- Set task -
Can you give all the records again without altering a single character?

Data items
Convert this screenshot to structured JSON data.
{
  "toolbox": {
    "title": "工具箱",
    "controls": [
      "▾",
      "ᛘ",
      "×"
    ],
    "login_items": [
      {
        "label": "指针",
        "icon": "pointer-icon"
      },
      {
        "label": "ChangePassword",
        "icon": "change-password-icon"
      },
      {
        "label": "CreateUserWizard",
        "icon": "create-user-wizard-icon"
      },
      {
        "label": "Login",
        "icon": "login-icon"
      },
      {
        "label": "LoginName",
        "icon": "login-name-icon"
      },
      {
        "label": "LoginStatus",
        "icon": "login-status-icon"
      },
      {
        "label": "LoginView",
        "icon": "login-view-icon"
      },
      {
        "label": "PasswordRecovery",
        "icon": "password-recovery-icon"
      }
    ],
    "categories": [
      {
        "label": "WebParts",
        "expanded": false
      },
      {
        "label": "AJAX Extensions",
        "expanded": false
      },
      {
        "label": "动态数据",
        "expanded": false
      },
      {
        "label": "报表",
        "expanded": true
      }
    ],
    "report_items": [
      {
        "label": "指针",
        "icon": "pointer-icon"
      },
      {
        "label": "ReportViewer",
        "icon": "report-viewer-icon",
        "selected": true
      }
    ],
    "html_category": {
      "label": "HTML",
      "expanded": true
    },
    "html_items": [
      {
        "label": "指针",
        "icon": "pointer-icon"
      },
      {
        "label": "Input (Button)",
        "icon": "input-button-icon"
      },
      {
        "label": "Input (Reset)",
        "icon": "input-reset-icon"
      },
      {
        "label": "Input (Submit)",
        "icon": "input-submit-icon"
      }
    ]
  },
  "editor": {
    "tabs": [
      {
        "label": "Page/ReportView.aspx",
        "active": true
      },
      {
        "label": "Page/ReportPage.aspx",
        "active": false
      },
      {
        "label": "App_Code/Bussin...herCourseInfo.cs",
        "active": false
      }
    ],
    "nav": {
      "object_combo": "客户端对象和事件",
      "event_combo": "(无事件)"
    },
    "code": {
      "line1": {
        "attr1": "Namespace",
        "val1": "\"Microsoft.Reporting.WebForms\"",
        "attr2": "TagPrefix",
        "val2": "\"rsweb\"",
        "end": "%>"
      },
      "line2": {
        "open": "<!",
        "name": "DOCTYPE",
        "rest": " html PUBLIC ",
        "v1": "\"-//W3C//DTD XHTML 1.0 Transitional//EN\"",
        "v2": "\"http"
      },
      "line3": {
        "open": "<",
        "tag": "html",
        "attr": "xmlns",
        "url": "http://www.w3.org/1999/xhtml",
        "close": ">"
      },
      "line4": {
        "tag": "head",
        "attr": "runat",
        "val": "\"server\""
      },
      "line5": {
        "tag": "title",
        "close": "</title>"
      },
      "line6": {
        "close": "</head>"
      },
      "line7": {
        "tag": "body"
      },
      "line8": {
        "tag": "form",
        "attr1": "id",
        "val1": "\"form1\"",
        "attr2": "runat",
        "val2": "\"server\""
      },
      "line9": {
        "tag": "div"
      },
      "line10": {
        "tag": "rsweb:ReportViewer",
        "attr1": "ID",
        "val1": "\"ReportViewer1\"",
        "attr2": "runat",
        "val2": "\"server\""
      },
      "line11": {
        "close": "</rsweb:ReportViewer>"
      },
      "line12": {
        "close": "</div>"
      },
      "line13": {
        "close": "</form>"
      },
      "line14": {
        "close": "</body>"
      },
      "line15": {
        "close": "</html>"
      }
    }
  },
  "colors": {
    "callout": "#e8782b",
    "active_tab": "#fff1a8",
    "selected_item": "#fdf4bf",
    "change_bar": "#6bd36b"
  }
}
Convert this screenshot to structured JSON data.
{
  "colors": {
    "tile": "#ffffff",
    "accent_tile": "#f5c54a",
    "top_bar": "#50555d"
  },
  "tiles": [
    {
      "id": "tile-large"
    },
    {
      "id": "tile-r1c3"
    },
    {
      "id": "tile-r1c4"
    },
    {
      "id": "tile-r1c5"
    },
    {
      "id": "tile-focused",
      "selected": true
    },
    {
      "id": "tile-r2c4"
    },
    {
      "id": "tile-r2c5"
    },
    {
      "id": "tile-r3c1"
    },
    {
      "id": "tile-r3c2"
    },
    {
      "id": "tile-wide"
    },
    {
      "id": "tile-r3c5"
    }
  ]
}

- Correct answer -
Convert this screenshot to structured JSON data.
{
  "toolbox": {
    "title": "工具箱",
    "controls": [
      "▾",
      "ᛘ",
      "×"
    ],
    "login_items": [
      {
        "label": "指针",
        "icon": "pointer-icon"
      },
      {
        "label": "ChangePassword",
        "icon": "change-password-icon"
      },
      {
        "label": "CreateUserWizard",
        "icon": "create-user-wizard-icon"
      },
      {
        "label": "Login",
        "icon": "login-icon"
      },
      {
        "label": "LoginName",
        "icon": "login-name-icon"
      },
      {
        "label": "LoginStatus",
        "icon": "login-status-icon"
      },
      {
        "label": "LoginView",
        "icon": "login-view-icon"
      },
      {
        "label": "PasswordRecovery",
        "icon": "password-recovery-icon"
      }
    ],
    "categories": [
      {
        "label": "WebParts",
        "expanded": false
      },
      {
        "label": "AJAX Extensions",
        "expanded": false
      },
      {
        "label": "动态数据",
        "expanded": false
      },
      {
        "label": "报表",
        "expanded": true
      }
    ],
    "report_items": [
      {
        "label": "指针",
        "icon": "pointer-icon"
      },
      {
        "label": "ReportViewer",
        "icon": "report-viewer-icon",
        "selected": true
      }
    ],
    "html_category": {
      "label": "HTML",
      "expanded": true
    },
    "html_items": [
      {
        "label": "指针",
        "icon": "pointer-icon"
      },
      {
        "label": "Input (Button)",
        "icon": "input-button-icon"
      },
      {
        "label": "Input (Reset)",
        "icon": "input-reset-icon"
      },
      {
        "label": "Input (Submit)",
        "icon": "input-submit-icon"
      }
    ]
  },
  "editor": {
    "tabs": [
      {
        "label": "Page/ReportView.aspx",
        "active": true
      },
      {
        "label": "Page/ReportPage.aspx",
        "active": false
      },
      {
        "label": "App_Code/Bussin...herCourseInfo.cs",
        "active": false
      }
    ],
    "nav": {
      "object_combo": "客户端对象和事件",
      "event_combo": "(无事件)"
    },
    "code": {
      "line1": {
        "attr1": "Namespace",
        "val1": "\"Microsoft.Reporting.WebForms\"",
        "attr2": "TagPrefix",
        "val2": "\"rsweb\"",
        "end": "%>"
      },
      "line2": {
        "open": "<!",
        "name": "DOCTYPE",
        "rest": " html PUBLIC ",
        "v1": "\"-//W3C//DTD XHTML 1.0 Transitional//EN\"",
        "v2": "\"http"
      },
      "line3": {
        "open": "<",
        "tag": "html",
        "attr": "xmlns",
        "url": "http://www.w3.org/1999/xhtml",
        "close": ">"
      },
      "line4": {
        "tag": "head",
        "attr": "runat",
        "val": "\"server\""
      },
      "line5": {
        "tag": "title",
        "close": "</title>"
      },
      "line6": {
        "close": "</head>"
      },
      "line7": {
        "tag": "body"
      },
      "line8": {
        "tag": "form",
        "attr1": "id",
        "val1": "\"form1\"",
        "attr2": "runat",
        "val2": "\"server\""
      },
      "line9": {
        "tag": "div"
      },
      "line10": {
        "tag": "rsweb:ReportViewer",
        "attr1": "ID",
        "val1": "\"ReportViewer1\"",
        "attr2": "runat",
        "val2": "\"server\""
      },
      "line11": {
        "close": "</rsweb:ReportViewer>"
      },
      "line12": {
        "close": "</div>"
      },
      "line13": {
        "close": "</form>"
      },
      "line14": {
        "close": "</body>"
      },
      "line15": {
        "close": "</html>"
      }
    }
  },
  "colors": {
    "callout": "#e8782b",
    "active_tab": "#fff1a8",
    "selected_item": "#fdf4bf",
    "change_bar": "#6bd36b"
  }
}
Convert this screenshot to structured JSON data.
{
  "colors": {
    "tile": "#ffffff",
    "accent_tile": "#f5c54a",
    "top_bar": "#50555d"
  },
  "tiles": [
    {
      "id": "tile-large"
    },
    {
      "id": "tile-r1c3"
    },
    {
      "id": "tile-r1c4"
    },
    {
      "id": "tile-r1c5"
    },
    {
      "id": "tile-focused",
      "selected": true
    },
    {
      "id": "tile-r2c4"
    },
    {
      "id": "tile-r2c5"
    },
    {
      "id": "tile-r3c1"
    },
    {
      "id": "tile-r3c2"
    },
    {
      "id": "tile-wide"
    },
    {
      "id": "tile-r3c5"
    }
  ]
}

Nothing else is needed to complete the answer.